• Aim: Copy out each line that has "bilan" in it.

• Information provided:

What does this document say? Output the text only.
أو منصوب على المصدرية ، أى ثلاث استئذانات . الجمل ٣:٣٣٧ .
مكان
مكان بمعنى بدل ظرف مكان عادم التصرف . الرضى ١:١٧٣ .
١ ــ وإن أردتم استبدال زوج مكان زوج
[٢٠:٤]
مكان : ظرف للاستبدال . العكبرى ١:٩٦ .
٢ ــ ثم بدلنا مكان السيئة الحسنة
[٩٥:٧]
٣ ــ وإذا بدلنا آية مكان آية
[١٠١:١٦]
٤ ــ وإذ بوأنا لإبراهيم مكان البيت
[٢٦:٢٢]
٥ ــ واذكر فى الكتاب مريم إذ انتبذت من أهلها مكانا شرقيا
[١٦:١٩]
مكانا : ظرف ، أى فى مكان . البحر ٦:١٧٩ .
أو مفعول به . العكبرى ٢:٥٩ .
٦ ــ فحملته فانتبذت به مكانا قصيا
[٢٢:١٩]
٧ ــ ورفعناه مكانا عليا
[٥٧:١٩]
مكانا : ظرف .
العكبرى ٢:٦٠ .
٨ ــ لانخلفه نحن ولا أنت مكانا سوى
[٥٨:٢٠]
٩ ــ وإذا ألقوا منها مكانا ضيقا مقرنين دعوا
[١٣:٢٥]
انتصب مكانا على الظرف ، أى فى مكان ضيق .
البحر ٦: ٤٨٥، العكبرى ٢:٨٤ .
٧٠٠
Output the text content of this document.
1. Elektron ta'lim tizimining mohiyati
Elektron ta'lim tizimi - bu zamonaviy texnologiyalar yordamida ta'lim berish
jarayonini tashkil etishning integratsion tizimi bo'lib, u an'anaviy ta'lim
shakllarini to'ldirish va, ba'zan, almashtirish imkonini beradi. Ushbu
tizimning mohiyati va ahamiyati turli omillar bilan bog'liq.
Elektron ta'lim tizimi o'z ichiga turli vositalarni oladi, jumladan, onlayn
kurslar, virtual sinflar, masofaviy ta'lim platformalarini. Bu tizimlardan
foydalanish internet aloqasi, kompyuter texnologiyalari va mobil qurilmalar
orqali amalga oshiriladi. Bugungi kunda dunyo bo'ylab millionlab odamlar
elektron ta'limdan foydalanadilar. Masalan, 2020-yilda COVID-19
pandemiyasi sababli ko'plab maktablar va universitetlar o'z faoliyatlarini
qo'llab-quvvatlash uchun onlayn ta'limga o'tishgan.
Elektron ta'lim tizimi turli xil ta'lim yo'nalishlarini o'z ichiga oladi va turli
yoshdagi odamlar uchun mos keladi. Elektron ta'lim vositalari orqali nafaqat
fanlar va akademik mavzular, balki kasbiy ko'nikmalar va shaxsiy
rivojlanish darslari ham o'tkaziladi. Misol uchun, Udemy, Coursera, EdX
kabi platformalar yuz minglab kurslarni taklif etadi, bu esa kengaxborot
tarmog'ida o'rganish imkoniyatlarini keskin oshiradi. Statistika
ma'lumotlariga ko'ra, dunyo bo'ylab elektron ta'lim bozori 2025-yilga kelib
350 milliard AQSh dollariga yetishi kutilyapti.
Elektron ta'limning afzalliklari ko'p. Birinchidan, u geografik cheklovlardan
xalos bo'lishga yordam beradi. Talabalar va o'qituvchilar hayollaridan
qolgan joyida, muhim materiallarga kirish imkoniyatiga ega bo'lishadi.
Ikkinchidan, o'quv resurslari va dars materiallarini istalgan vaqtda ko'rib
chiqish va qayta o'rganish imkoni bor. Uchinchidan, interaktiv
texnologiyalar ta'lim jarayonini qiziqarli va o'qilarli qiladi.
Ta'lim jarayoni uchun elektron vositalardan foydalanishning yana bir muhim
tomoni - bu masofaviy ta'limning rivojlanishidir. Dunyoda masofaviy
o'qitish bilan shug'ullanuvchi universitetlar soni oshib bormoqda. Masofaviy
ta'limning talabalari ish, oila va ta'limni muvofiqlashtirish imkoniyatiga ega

• Answer in full:
tizimning mohiyati va ahamiyati turli omillar bilan bog'liq.
o'qitish bilan shug'ullanuvchi universitetlar soni oshib bormoqda. Masofaviy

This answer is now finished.